--- START Available data ---

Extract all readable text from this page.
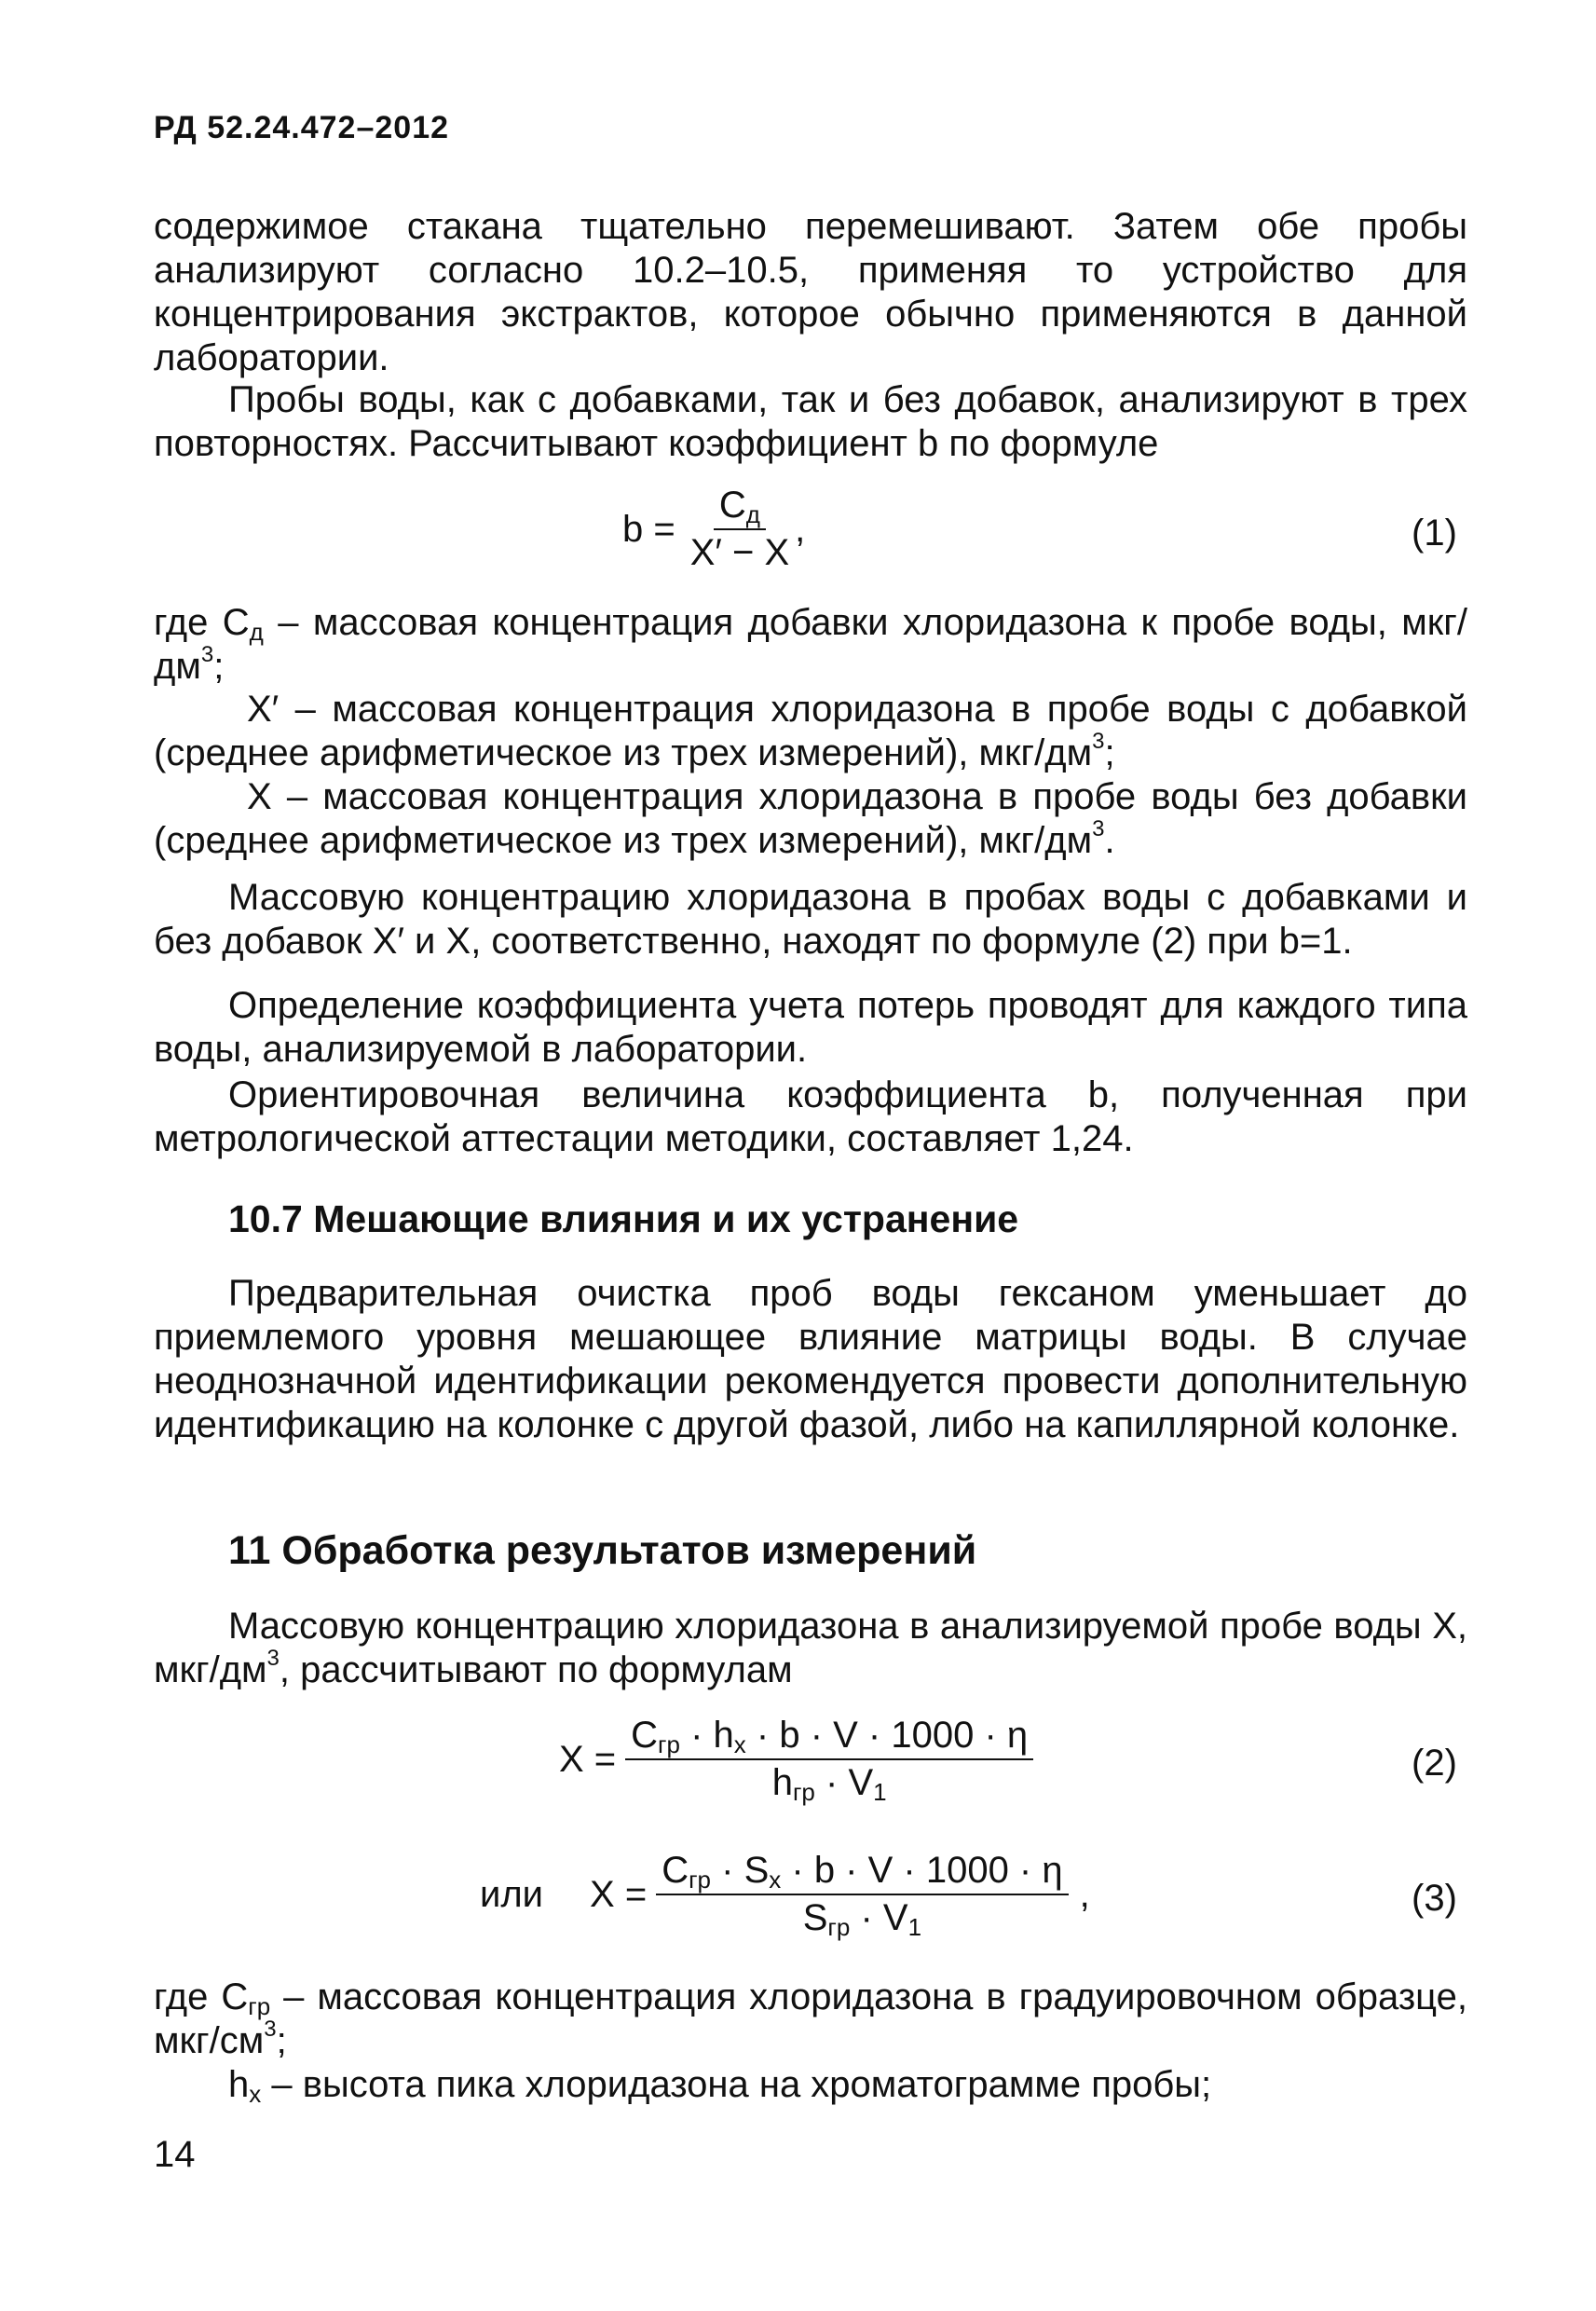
РД 52.24.472–2012

содержимое стакана тщательно перемешивают. Затем обе пробы анализируют согласно 10.2–10.5, применяя то устройство для концентрирования экстрактов, которое обычно применяются в данной лаборатории.

Пробы воды, как с добавками, так и без добавок, анализируют в трех повторностях. Рассчитывают коэффициент b по формуле

$b = \frac{C_д}{X' - X}$ ,	(1)

где $C_д$ – массовая концентрация добавки хлоридазона к пробе воды, мкг/$дм^3$;

X′ – массовая концентрация хлоридазона в пробе воды с добавкой (среднее арифметическое из трех измерений), мкг/$дм^3$;

X – массовая концентрация хлоридазона в пробе воды без добавки (среднее арифметическое из трех измерений), мкг/$дм^3$.

Массовую концентрацию хлоридазона в пробах воды с добавками и без добавок X′ и X, соответственно, находят по формуле (2) при b=1.

Определение коэффициента учета потерь проводят для каждого типа воды, анализируемой в лаборатории.

Ориентировочная величина коэффициента b, полученная при метрологической аттестации методики, составляет 1,24.

10.7 Мешающие влияния и их устранение

Предварительная очистка проб воды гексаном уменьшает до приемлемого уровня мешающее влияние матрицы воды. В случае неоднозначной идентификации рекомендуется провести дополнительную идентификацию на колонке с другой фазой, либо на капиллярной колонке.

11 Обработка результатов измерений

Массовую концентрацию хлоридазона в анализируемой пробе воды X, мкг/$дм^3$, рассчитывают по формулам

$X = \frac{C_{гр} \cdot h_x \cdot b \cdot V \cdot 1000 \cdot \eta}{h_{гр} \cdot V_1}$	(2)
или $X = \frac{C_{гр} \cdot S_x \cdot b \cdot V \cdot 1000 \cdot \eta}{S_{гр} \cdot V_1}$ ,	(3)

где $C_{гр}$ – массовая концентрация хлоридазона в градуировочном образце, мкг/$см^3$;

$h_x$ – высота пика хлоридазона на хроматограмме пробы;

14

--- END Available data ---

§ Written request
Point out every line holding the string "анализируемой" and copy it.

§ Solution for this problem
Определение коэффициента учета потерь проводят для каждого типа воды, анализируемой в лаборатории.
Массовую концентрацию хлоридазона в анализируемой пробе воды X, мкг/$дм^3$, рассчитывают по формулам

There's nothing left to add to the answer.